# STATED PROBLEM:
Copy nothing but the text: repeat each entry exactly and drop the images.

Stored items from a collection:
——
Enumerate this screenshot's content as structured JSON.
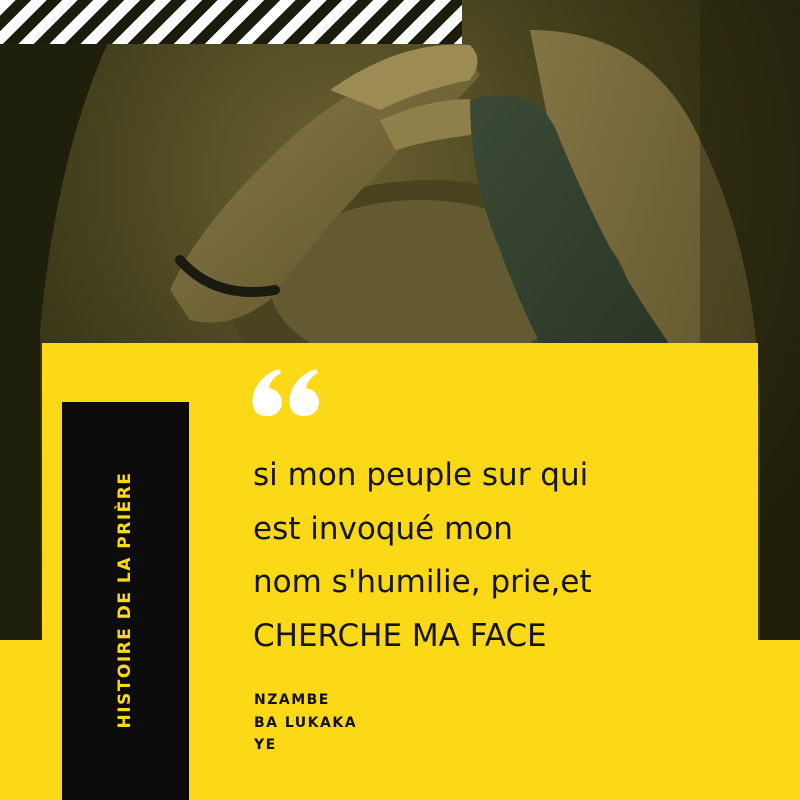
{
  "side_label": "HISTOIRE DE LA PRIÈRE",
  "quote": {
    "lines": [
      "si mon peuple sur qui",
      "est invoqué mon",
      "nom s'humilie, prie,et",
      "CHERCHE MA FACE"
    ]
  },
  "author": {
    "lines": [
      "NZAMBE",
      "BA LUKAKA",
      "YE"
    ]
  },
  "icons": {
    "quote": "quote-mark-icon"
  },
  "colors": {
    "accent_yellow": "#fcd917",
    "panel_black": "#0c0c0c",
    "photo_tint": "#3a3a14",
    "text_dark": "#151515"
  }
}
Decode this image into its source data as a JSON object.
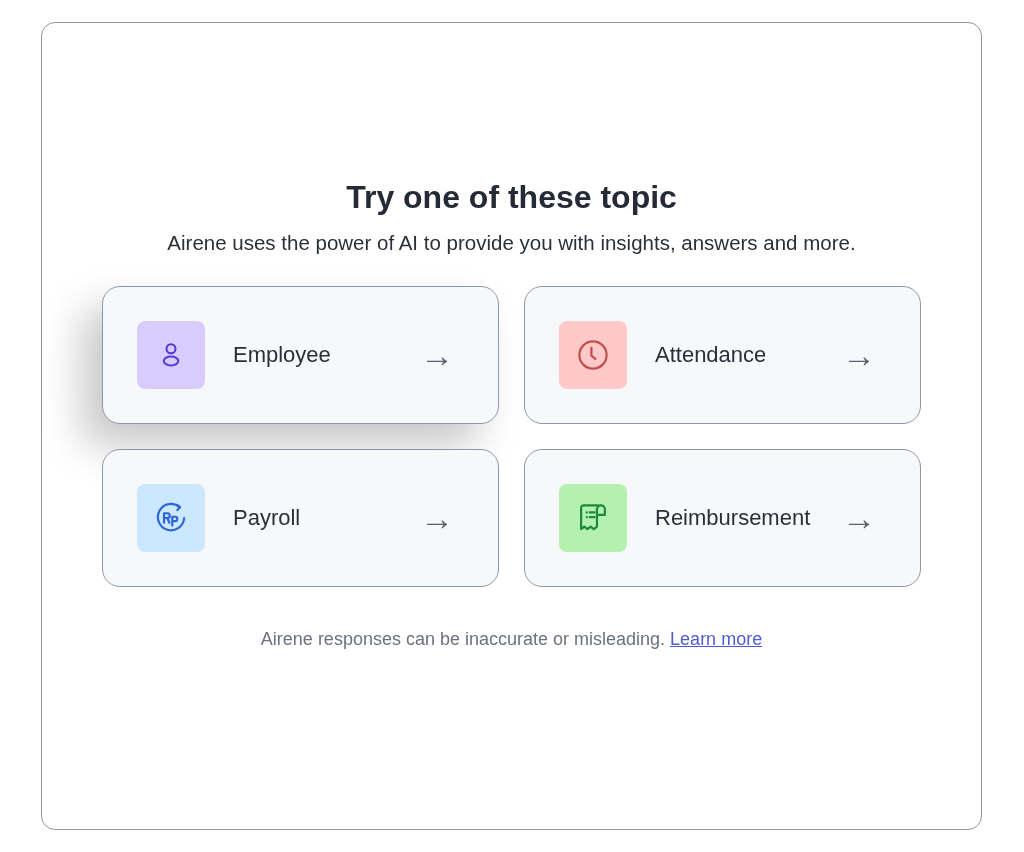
——
# COMPLETE ANSWER:
Enumerate this screenshot's content as structured JSON.
{
  "side_label": "HISTOIRE DE LA PRIÈRE",
  "quote": {
    "lines": [
      "si mon peuple sur qui",
      "est invoqué mon",
      "nom s'humilie, prie,et",
      "CHERCHE MA FACE"
    ]
  },
  "author": {
    "lines": [
      "NZAMBE",
      "BA LUKAKA",
      "YE"
    ]
  },
  "icons": {
    "quote": "quote-mark-icon"
  },
  "colors": {
    "accent_yellow": "#fcd917",
    "panel_black": "#0c0c0c",
    "photo_tint": "#3a3a14",
    "text_dark": "#151515"
  }
}
Decode this image into its source data as a JSON object.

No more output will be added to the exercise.